INFORMATION SUPPLIED >>
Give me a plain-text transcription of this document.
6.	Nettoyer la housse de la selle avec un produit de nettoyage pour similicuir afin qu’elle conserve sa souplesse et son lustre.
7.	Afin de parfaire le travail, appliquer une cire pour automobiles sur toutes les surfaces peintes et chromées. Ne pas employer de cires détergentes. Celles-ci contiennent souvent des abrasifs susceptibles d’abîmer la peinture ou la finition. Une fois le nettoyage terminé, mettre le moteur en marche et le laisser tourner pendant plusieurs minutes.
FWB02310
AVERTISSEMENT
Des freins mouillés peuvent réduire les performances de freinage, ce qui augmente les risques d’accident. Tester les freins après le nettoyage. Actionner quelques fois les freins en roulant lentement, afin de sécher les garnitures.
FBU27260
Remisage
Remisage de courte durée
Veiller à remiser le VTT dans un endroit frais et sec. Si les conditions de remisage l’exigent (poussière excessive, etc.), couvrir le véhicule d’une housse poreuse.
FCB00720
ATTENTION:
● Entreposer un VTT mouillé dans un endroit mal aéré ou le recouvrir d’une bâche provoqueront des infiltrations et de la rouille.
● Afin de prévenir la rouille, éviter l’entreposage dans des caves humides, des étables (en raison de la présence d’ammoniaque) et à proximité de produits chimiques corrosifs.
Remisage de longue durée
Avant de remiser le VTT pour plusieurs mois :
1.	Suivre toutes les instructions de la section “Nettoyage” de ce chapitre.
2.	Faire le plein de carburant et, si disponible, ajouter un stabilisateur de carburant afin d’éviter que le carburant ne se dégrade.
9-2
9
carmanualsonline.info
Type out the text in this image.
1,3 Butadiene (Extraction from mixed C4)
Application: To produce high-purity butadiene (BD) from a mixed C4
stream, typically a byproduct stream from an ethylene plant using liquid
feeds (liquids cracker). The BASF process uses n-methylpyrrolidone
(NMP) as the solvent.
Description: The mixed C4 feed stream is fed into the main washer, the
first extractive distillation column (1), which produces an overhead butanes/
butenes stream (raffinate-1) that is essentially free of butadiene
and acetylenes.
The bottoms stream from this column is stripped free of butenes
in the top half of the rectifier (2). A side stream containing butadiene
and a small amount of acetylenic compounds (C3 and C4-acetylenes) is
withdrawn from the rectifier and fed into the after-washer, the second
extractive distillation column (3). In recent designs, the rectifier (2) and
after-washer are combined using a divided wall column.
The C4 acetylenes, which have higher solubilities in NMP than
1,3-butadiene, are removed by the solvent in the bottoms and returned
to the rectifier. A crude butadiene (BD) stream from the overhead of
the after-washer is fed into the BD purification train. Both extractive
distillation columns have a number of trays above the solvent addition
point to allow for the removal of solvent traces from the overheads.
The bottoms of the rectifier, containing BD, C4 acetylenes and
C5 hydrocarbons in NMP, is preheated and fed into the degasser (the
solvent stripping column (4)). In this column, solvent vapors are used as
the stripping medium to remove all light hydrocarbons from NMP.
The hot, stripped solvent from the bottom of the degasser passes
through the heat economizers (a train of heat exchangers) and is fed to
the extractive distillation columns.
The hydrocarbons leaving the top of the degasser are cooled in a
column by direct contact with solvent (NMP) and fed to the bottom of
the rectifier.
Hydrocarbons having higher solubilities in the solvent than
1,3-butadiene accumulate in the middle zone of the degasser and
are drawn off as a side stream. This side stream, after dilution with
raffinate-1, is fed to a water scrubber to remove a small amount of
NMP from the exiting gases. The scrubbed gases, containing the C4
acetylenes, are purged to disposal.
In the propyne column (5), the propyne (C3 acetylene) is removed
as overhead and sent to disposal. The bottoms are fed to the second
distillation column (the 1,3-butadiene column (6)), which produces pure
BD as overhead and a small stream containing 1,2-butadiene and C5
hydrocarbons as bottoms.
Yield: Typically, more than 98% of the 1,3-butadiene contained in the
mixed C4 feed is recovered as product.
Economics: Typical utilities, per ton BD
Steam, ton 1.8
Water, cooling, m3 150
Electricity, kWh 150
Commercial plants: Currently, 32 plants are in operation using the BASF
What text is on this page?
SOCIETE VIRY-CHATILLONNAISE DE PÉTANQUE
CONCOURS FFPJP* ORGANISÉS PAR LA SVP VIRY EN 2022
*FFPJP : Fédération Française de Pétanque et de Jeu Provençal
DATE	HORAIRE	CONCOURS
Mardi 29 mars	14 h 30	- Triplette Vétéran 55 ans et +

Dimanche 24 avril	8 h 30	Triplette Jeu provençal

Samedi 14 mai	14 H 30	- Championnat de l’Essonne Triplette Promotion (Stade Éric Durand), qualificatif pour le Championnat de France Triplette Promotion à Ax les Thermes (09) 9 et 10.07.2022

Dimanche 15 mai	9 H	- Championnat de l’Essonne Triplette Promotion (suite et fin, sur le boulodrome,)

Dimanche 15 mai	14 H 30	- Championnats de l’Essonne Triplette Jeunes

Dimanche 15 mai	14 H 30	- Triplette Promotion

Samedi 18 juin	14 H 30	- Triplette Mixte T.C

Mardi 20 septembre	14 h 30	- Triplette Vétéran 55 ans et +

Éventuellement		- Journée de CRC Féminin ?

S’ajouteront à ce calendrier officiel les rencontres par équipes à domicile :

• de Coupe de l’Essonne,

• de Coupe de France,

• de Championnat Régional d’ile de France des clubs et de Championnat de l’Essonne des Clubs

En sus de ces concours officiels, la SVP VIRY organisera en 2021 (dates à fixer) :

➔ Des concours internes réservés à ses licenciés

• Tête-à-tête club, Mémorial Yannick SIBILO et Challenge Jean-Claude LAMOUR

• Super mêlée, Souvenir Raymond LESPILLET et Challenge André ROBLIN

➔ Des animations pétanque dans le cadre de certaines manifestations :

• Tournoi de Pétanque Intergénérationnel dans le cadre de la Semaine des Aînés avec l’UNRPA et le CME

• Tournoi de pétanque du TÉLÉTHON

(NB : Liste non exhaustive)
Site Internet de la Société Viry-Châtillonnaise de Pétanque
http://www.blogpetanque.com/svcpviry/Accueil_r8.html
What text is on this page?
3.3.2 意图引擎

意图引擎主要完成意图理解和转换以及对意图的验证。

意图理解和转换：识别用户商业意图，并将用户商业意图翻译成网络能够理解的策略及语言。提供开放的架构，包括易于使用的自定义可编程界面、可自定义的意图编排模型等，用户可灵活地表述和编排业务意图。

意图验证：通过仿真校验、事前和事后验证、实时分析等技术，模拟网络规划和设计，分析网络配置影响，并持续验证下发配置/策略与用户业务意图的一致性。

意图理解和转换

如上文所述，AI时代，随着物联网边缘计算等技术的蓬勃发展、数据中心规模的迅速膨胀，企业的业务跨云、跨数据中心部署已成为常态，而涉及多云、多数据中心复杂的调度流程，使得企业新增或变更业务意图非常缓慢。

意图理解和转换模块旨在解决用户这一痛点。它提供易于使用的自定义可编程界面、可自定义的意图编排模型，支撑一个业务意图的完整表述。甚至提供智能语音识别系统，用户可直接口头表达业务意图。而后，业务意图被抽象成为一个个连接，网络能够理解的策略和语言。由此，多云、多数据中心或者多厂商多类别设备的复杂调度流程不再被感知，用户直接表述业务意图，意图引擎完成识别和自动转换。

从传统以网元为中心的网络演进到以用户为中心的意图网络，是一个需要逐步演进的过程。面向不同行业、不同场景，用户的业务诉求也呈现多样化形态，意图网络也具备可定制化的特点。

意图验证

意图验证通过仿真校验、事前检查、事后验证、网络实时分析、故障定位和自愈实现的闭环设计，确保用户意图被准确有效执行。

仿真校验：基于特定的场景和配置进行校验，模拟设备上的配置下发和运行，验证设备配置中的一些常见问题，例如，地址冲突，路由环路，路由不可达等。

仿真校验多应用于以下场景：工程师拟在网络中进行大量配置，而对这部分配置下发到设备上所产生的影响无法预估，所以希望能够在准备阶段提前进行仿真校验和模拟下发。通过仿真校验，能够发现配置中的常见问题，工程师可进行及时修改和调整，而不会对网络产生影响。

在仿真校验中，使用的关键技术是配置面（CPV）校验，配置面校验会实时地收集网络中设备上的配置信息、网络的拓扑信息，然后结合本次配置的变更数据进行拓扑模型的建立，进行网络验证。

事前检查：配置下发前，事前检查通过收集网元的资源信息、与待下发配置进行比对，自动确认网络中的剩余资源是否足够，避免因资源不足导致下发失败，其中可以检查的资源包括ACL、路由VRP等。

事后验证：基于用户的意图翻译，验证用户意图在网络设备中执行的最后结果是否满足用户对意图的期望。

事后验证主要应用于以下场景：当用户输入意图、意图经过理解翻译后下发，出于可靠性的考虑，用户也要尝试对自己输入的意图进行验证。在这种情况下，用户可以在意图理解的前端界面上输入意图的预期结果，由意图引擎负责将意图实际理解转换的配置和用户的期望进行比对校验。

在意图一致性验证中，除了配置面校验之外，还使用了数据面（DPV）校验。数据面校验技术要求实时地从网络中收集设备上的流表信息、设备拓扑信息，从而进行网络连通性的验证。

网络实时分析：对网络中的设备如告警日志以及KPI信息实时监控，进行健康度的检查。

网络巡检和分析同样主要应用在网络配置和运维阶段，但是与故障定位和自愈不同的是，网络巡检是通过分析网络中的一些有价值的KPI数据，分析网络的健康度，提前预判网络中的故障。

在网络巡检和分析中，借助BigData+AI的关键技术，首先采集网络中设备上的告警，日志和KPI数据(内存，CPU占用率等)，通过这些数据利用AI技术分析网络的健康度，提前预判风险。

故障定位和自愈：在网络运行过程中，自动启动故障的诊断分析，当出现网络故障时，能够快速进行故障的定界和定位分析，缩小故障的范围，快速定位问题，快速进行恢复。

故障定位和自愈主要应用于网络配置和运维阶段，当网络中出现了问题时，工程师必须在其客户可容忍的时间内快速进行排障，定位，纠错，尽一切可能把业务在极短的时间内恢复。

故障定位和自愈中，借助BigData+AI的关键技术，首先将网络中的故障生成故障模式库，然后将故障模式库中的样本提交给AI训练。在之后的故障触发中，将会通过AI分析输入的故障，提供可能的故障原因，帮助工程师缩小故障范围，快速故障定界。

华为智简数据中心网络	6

WRITTEN REQUEST >>
Scan the lines for the string "éviter". Copy out each line that matches.

FINISHED TASK >>
● Afin de prévenir la rouille, éviter l’entreposage dans des caves humides, des étables (en raison de la présence d’ammoniaque) et à proximité de produits chimiques corrosifs.
2.	Faire le plein de carburant et, si disponible, ajouter un stabilisateur de carburant afin d’éviter que le carburant ne se dégrade.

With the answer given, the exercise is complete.